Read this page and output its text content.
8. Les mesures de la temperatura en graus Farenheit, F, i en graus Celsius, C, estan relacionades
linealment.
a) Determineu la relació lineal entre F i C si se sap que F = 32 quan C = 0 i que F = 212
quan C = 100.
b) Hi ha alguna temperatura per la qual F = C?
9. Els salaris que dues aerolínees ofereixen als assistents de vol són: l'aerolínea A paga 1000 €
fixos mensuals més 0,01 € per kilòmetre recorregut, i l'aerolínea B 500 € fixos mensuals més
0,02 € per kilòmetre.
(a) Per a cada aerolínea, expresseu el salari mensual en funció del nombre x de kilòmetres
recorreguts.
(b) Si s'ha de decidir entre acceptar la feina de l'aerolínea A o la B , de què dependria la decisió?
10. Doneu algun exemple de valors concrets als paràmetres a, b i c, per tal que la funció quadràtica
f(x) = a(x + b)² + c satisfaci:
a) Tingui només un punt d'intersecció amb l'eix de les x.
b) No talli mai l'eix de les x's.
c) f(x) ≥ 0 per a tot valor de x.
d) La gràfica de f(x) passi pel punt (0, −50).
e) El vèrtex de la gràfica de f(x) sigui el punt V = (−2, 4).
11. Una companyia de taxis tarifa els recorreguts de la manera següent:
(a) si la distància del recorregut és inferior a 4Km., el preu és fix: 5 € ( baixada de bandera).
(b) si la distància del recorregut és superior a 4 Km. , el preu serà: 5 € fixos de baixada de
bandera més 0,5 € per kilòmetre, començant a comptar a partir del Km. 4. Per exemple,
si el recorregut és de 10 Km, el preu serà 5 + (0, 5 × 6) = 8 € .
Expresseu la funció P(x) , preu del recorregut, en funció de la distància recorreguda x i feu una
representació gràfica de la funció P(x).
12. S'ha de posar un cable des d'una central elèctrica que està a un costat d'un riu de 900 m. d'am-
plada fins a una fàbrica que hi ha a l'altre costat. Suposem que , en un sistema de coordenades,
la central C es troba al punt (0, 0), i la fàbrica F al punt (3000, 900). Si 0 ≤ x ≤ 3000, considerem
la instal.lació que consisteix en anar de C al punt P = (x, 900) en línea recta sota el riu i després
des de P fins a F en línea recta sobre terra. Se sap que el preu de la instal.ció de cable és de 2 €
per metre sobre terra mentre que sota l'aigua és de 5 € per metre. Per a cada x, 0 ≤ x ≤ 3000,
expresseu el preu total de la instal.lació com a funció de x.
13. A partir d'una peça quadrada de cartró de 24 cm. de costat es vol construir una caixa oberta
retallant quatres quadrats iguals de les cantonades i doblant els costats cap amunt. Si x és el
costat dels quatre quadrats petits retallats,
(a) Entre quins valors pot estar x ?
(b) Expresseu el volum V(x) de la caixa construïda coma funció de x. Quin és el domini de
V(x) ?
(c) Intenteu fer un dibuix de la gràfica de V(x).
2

+---+

=== Instructions for the task ===
Repeat every line of the records above exactly.

=== Result below ===
Read this page and output its text content.
8. Les mesures de la temperatura en graus Farenheit, F, i en graus Celsius, C, estan relacionades
linealment.
a) Determineu la relació lineal entre F i C si se sap que F = 32 quan C = 0 i que F = 212
quan C = 100.
b) Hi ha alguna temperatura per la qual F = C?
9. Els salaris que dues aerolínees ofereixen als assistents de vol són: l'aerolínea A paga 1000 €
fixos mensuals més 0,01 € per kilòmetre recorregut, i l'aerolínea B 500 € fixos mensuals més
0,02 € per kilòmetre.
(a) Per a cada aerolínea, expresseu el salari mensual en funció del nombre x de kilòmetres
recorreguts.
(b) Si s'ha de decidir entre acceptar la feina de l'aerolínea A o la B , de què dependria la decisió?
10. Doneu algun exemple de valors concrets als paràmetres a, b i c, per tal que la funció quadràtica
f(x) = a(x + b)² + c satisfaci:
a) Tingui només un punt d'intersecció amb l'eix de les x.
b) No talli mai l'eix de les x's.
c) f(x) ≥ 0 per a tot valor de x.
d) La gràfica de f(x) passi pel punt (0, −50).
e) El vèrtex de la gràfica de f(x) sigui el punt V = (−2, 4).
11. Una companyia de taxis tarifa els recorreguts de la manera següent:
(a) si la distància del recorregut és inferior a 4Km., el preu és fix: 5 € ( baixada de bandera).
(b) si la distància del recorregut és superior a 4 Km. , el preu serà: 5 € fixos de baixada de
bandera més 0,5 € per kilòmetre, començant a comptar a partir del Km. 4. Per exemple,
si el recorregut és de 10 Km, el preu serà 5 + (0, 5 × 6) = 8 € .
Expresseu la funció P(x) , preu del recorregut, en funció de la distància recorreguda x i feu una
representació gràfica de la funció P(x).
12. S'ha de posar un cable des d'una central elèctrica que està a un costat d'un riu de 900 m. d'am-
plada fins a una fàbrica que hi ha a l'altre costat. Suposem que , en un sistema de coordenades,
la central C es troba al punt (0, 0), i la fàbrica F al punt (3000, 900). Si 0 ≤ x ≤ 3000, considerem
la instal.lació que consisteix en anar de C al punt P = (x, 900) en línea recta sota el riu i després
des de P fins a F en línea recta sobre terra. Se sap que el preu de la instal.ció de cable és de 2 €
per metre sobre terra mentre que sota l'aigua és de 5 € per metre. Per a cada x, 0 ≤ x ≤ 3000,
expresseu el preu total de la instal.lació com a funció de x.
13. A partir d'una peça quadrada de cartró de 24 cm. de costat es vol construir una caixa oberta
retallant quatres quadrats iguals de les cantonades i doblant els costats cap amunt. Si x és el
costat dels quatre quadrats petits retallats,
(a) Entre quins valors pot estar x ?
(b) Expresseu el volum V(x) de la caixa construïda coma funció de x. Quin és el domini de
V(x) ?
(c) Intenteu fer un dibuix de la gràfica de V(x).
2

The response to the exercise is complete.